- [Written problem]: Exclude the pictures and retype the entries as written.
— START OF Records to process —
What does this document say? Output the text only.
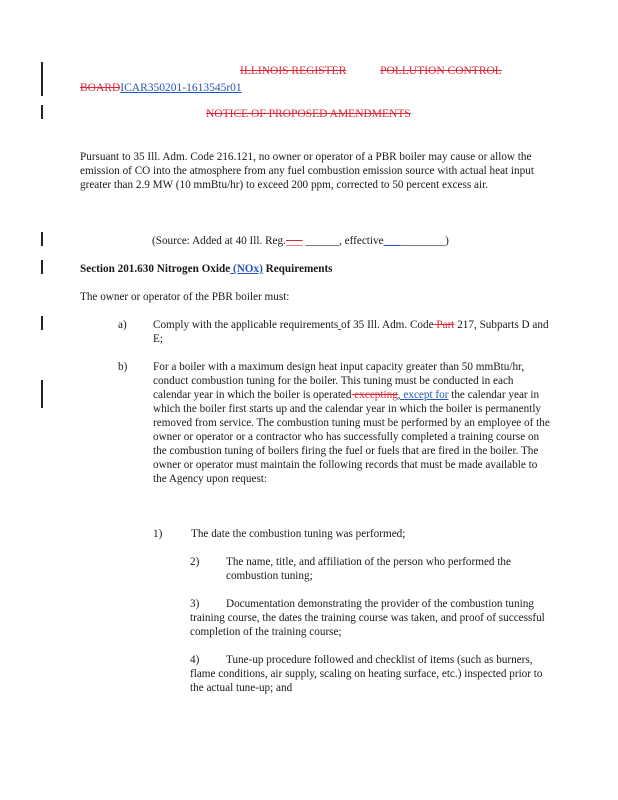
ILLINOIS REGISTER	POLLUTION CONTROL
BOARDICAR350201-1613545r01
NOTICE OF PROPOSED AMENDMENTS

Pursuant to 35 Ill. Adm. Code 216.121, no owner or operator of a PBR boiler may cause or allow the emission of CO into the atmosphere from any fuel combustion emission source with actual heat input greater than 2.9 MW (10 mmBtu/hr) to exceed 200 ppm, corrected to 50 percent excess air.

(Source: Added at 40 Ill. Reg.___ ______, effective___________)
Section 201.630 Nitrogen Oxide (NOx) Requirements

The owner or operator of the PBR boiler must:

a) Comply with the applicable requirements of 35 Ill. Adm. Code Part 217, Subparts D and E;

b) For a boiler with a maximum design heat input capacity greater than 50 mmBtu/hr, conduct combustion tuning for the boiler. This tuning must be conducted in each calendar year in which the boiler is operated excepting, except for the calendar year in which the boiler first starts up and the calendar year in which the boiler is permanently removed from service. The combustion tuning must be performed by an employee of the owner or operator or a contractor who has successfully completed a training course on the combustion tuning of boilers firing the fuel or fuels that are fired in the boiler. The owner or operator must maintain the following records that must be made available to the Agency upon request:

1)	The date the combustion tuning was performed;

2) The name, title, and affiliation of the person who performed the combustion tuning;

3) Documentation demonstrating the provider of the combustion tuning training course, the dates the training course was taken, and proof of successful completion of the training course;

4) Tune-up procedure followed and checklist of items (such as burners, flame conditions, air supply, scaling on heating surface, etc.) inspected prior to the actual tune-up; and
— END OF Records to process —
- [Solution to this problem]:
What does this document say? Output the text only.
ILLINOIS REGISTER	POLLUTION CONTROL
BOARDICAR350201-1613545r01
NOTICE OF PROPOSED AMENDMENTS

Pursuant to 35 Ill. Adm. Code 216.121, no owner or operator of a PBR boiler may cause or allow the emission of CO into the atmosphere from any fuel combustion emission source with actual heat input greater than 2.9 MW (10 mmBtu/hr) to exceed 200 ppm, corrected to 50 percent excess air.

(Source: Added at 40 Ill. Reg.___ ______, effective___________)
Section 201.630 Nitrogen Oxide (NOx) Requirements

The owner or operator of the PBR boiler must:

a) Comply with the applicable requirements of 35 Ill. Adm. Code Part 217, Subparts D and E;

b) For a boiler with a maximum design heat input capacity greater than 50 mmBtu/hr, conduct combustion tuning for the boiler. This tuning must be conducted in each calendar year in which the boiler is operated excepting, except for the calendar year in which the boiler first starts up and the calendar year in which the boiler is permanently removed from service. The combustion tuning must be performed by an employee of the owner or operator or a contractor who has successfully completed a training course on the combustion tuning of boilers firing the fuel or fuels that are fired in the boiler. The owner or operator must maintain the following records that must be made available to the Agency upon request:

1)	The date the combustion tuning was performed;

2) The name, title, and affiliation of the person who performed the combustion tuning;

3) Documentation demonstrating the provider of the combustion tuning training course, the dates the training course was taken, and proof of successful completion of the training course;

4) Tune-up procedure followed and checklist of items (such as burners, flame conditions, air supply, scaling on heating surface, etc.) inspected prior to the actual tune-up; and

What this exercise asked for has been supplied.